DESCRIPTION OF THE TASK →
Repeat each entry in full, exactly.

EXCERPTED DATA →
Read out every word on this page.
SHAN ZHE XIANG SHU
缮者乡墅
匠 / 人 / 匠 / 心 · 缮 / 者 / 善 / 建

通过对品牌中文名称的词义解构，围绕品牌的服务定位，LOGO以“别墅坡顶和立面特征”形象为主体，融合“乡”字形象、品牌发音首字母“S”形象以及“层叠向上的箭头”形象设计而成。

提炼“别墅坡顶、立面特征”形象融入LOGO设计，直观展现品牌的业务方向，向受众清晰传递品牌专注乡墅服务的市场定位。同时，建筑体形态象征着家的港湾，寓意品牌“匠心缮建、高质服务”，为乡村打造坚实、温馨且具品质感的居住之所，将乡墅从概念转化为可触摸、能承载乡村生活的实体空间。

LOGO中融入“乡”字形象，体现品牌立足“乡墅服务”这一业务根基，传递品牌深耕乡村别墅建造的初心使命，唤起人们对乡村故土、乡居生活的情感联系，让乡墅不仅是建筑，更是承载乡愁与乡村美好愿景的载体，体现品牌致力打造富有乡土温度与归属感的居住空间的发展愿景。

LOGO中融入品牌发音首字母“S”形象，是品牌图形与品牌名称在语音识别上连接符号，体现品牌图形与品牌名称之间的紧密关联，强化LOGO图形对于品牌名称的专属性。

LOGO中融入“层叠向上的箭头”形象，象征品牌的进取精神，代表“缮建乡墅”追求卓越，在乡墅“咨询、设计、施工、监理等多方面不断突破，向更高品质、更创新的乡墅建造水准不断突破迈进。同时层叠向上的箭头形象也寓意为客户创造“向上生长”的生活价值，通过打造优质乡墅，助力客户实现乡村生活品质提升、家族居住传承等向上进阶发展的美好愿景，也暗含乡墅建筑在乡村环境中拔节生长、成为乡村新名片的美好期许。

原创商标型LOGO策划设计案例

OUTPUT OF THE EXERCISE →
Read out every word on this page.
SHAN ZHE XIANG SHU
缮者乡墅
匠 / 人 / 匠 / 心 · 缮 / 者 / 善 / 建

通过对品牌中文名称的词义解构，围绕品牌的服务定位，LOGO以“别墅坡顶和立面特征”形象为主体，融合“乡”字形象、品牌发音首字母“S”形象以及“层叠向上的箭头”形象设计而成。

提炼“别墅坡顶、立面特征”形象融入LOGO设计，直观展现品牌的业务方向，向受众清晰传递品牌专注乡墅服务的市场定位。同时，建筑体形态象征着家的港湾，寓意品牌“匠心缮建、高质服务”，为乡村打造坚实、温馨且具品质感的居住之所，将乡墅从概念转化为可触摸、能承载乡村生活的实体空间。

LOGO中融入“乡”字形象，体现品牌立足“乡墅服务”这一业务根基，传递品牌深耕乡村别墅建造的初心使命，唤起人们对乡村故土、乡居生活的情感联系，让乡墅不仅是建筑，更是承载乡愁与乡村美好愿景的载体，体现品牌致力打造富有乡土温度与归属感的居住空间的发展愿景。

LOGO中融入品牌发音首字母“S”形象，是品牌图形与品牌名称在语音识别上连接符号，体现品牌图形与品牌名称之间的紧密关联，强化LOGO图形对于品牌名称的专属性。

LOGO中融入“层叠向上的箭头”形象，象征品牌的进取精神，代表“缮建乡墅”追求卓越，在乡墅“咨询、设计、施工、监理等多方面不断突破，向更高品质、更创新的乡墅建造水准不断突破迈进。同时层叠向上的箭头形象也寓意为客户创造“向上生长”的生活价值，通过打造优质乡墅，助力客户实现乡村生活品质提升、家族居住传承等向上进阶发展的美好愿景，也暗含乡墅建筑在乡村环境中拔节生长、成为乡村新名片的美好期许。

原创商标型LOGO策划设计案例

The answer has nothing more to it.